# [Record set]

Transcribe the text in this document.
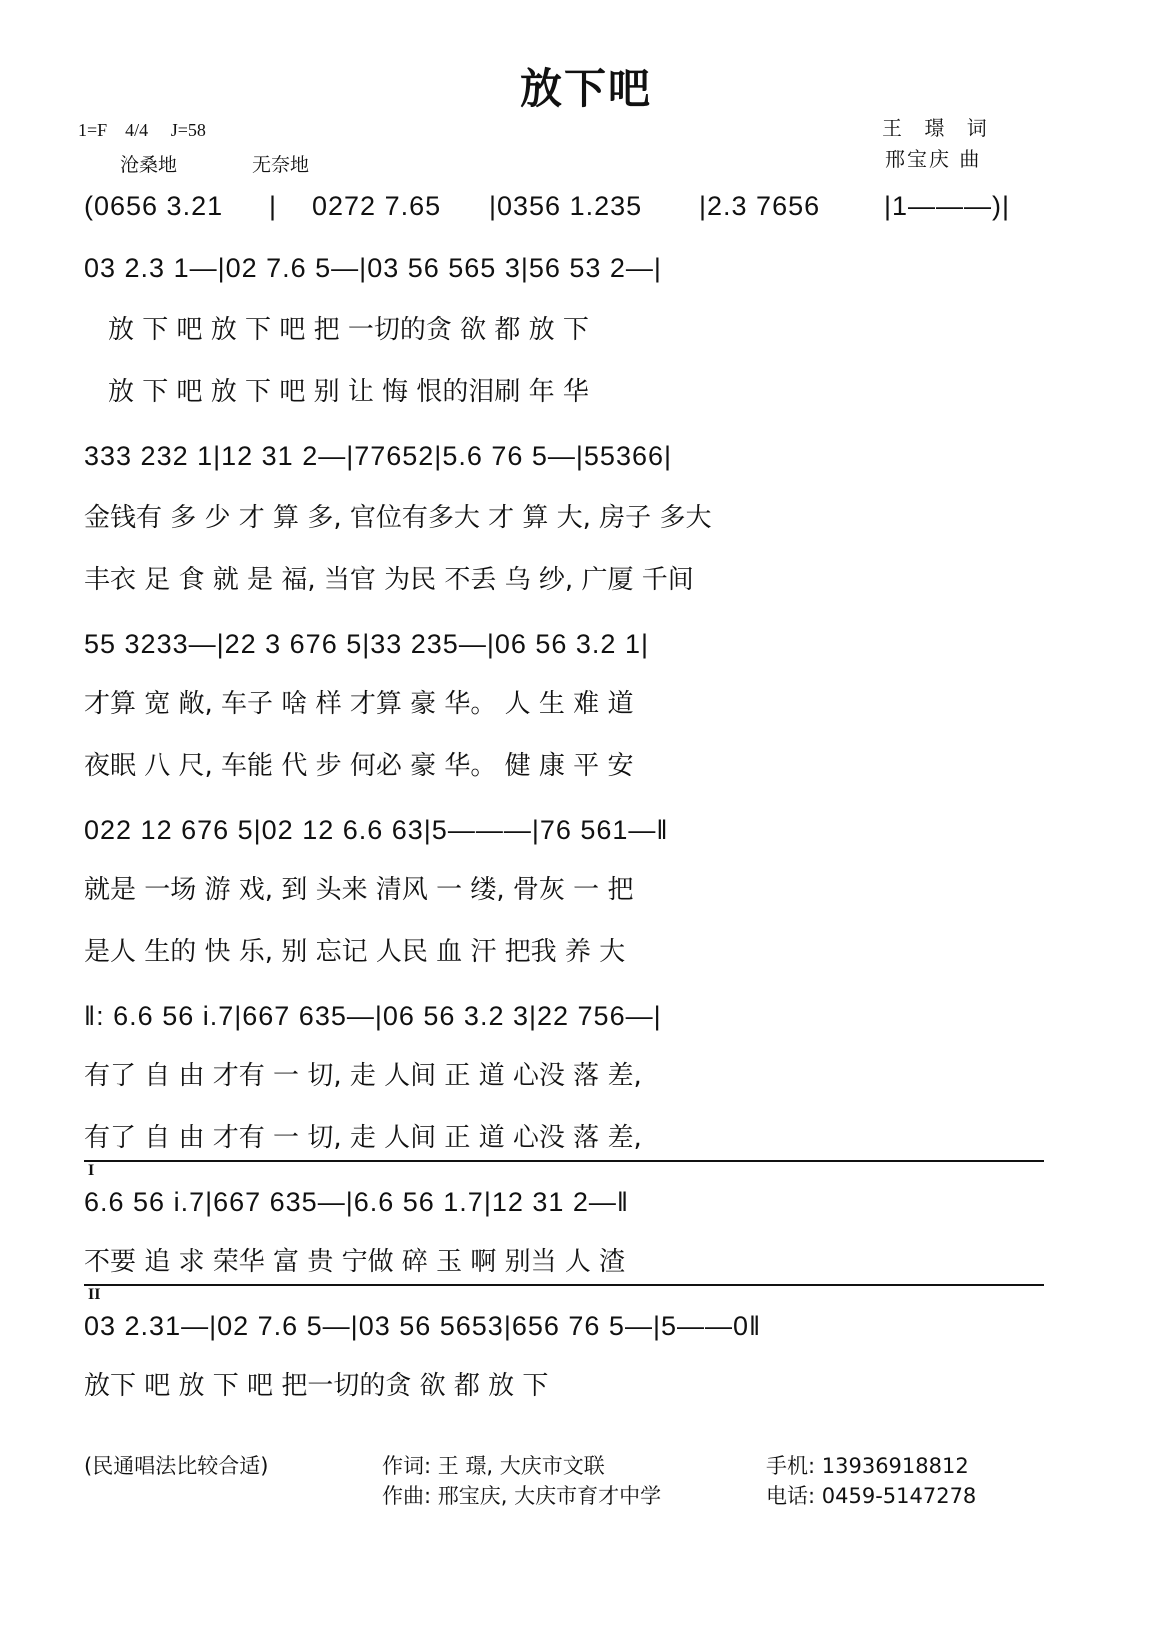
放下吧
1=F 4/4 J=58
沧桑地	无奈地
王 璟 词
邢宝庆 曲
(0656 3.21 | 0272 7.65 |0356 1.235 |2.3 7656 |1———)|
03 2.3 1—|02 7.6 5—|03 56 565 3|56 53 2—|
放 下 吧 放 下 吧 把 一切的贪 欲 都 放 下
放 下 吧 放 下 吧 别 让 悔 恨的泪刷 年 华
333 232 1|12 31 2—|77652|5.6 76 5—|55366|
金钱有 多 少 才 算 多, 官位有多大 才 算 大, 房子 多大
丰衣 足 食 就 是 福, 当官 为民 不丢 乌 纱, 广厦 千间
55 3233—|22 3 676 5|33 235—|06 56 3.2 1|
才算 宽 敞, 车子 啥 样 才算 豪 华。 人 生 难 道
夜眠 八 尺, 车能 代 步 何必 豪 华。 健 康 平 安
022 12 676 5|02 12 6.6 63|5———|76 561—‖
就是 一场 游 戏, 到 头来 清风 一 缕, 骨灰 一 把
是人 生的 快 乐, 别 忘记 人民 血 汗 把我 养 大
‖: 6.6 56 i.7|667 635—|06 56 3.2 3|22 756—|
有了 自 由 才有 一 切, 走 人间 正 道 心没 落 差,
有了 自 由 才有 一 切, 走 人间 正 道 心没 落 差,
I
6.6 56 i.7|667 635—|6.6 56 1.7|12 31 2—‖
不要 追 求 荣华 富 贵 宁做 碎 玉 啊 别当 人 渣
II
03 2.31—|02 7.6 5—|03 56 5653|656 76 5—|5——0‖
放下 吧 放 下 吧 把一切的贪 欲 都 放 下
(民通唱法比较合适)	作词: 王 璟, 大庆市文联
作曲: 邢宝庆, 大庆市育才中学
手机: 13936918812
电话: 0459-5147278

# [Task instructions]
Apart from the pictures, the entries above are to be repeated in full and exactly.

# [Response]
Transcribe the text in this document.
放下吧
1=F 4/4 J=58
沧桑地	无奈地
王 璟 词
邢宝庆 曲
(0656 3.21 | 0272 7.65 |0356 1.235 |2.3 7656 |1———)|
03 2.3 1—|02 7.6 5—|03 56 565 3|56 53 2—|
放 下 吧 放 下 吧 把 一切的贪 欲 都 放 下
放 下 吧 放 下 吧 别 让 悔 恨的泪刷 年 华
333 232 1|12 31 2—|77652|5.6 76 5—|55366|
金钱有 多 少 才 算 多, 官位有多大 才 算 大, 房子 多大
丰衣 足 食 就 是 福, 当官 为民 不丢 乌 纱, 广厦 千间
55 3233—|22 3 676 5|33 235—|06 56 3.2 1|
才算 宽 敞, 车子 啥 样 才算 豪 华。 人 生 难 道
夜眠 八 尺, 车能 代 步 何必 豪 华。 健 康 平 安
022 12 676 5|02 12 6.6 63|5———|76 561—‖
就是 一场 游 戏, 到 头来 清风 一 缕, 骨灰 一 把
是人 生的 快 乐, 别 忘记 人民 血 汗 把我 养 大
‖: 6.6 56 i.7|667 635—|06 56 3.2 3|22 756—|
有了 自 由 才有 一 切, 走 人间 正 道 心没 落 差,
有了 自 由 才有 一 切, 走 人间 正 道 心没 落 差,
I
6.6 56 i.7|667 635—|6.6 56 1.7|12 31 2—‖
不要 追 求 荣华 富 贵 宁做 碎 玉 啊 别当 人 渣
II
03 2.31—|02 7.6 5—|03 56 5653|656 76 5—|5——0‖
放下 吧 放 下 吧 把一切的贪 欲 都 放 下
(民通唱法比较合适)	作词: 王 璟, 大庆市文联
作曲: 邢宝庆, 大庆市育才中学
手机: 13936918812
电话: 0459-5147278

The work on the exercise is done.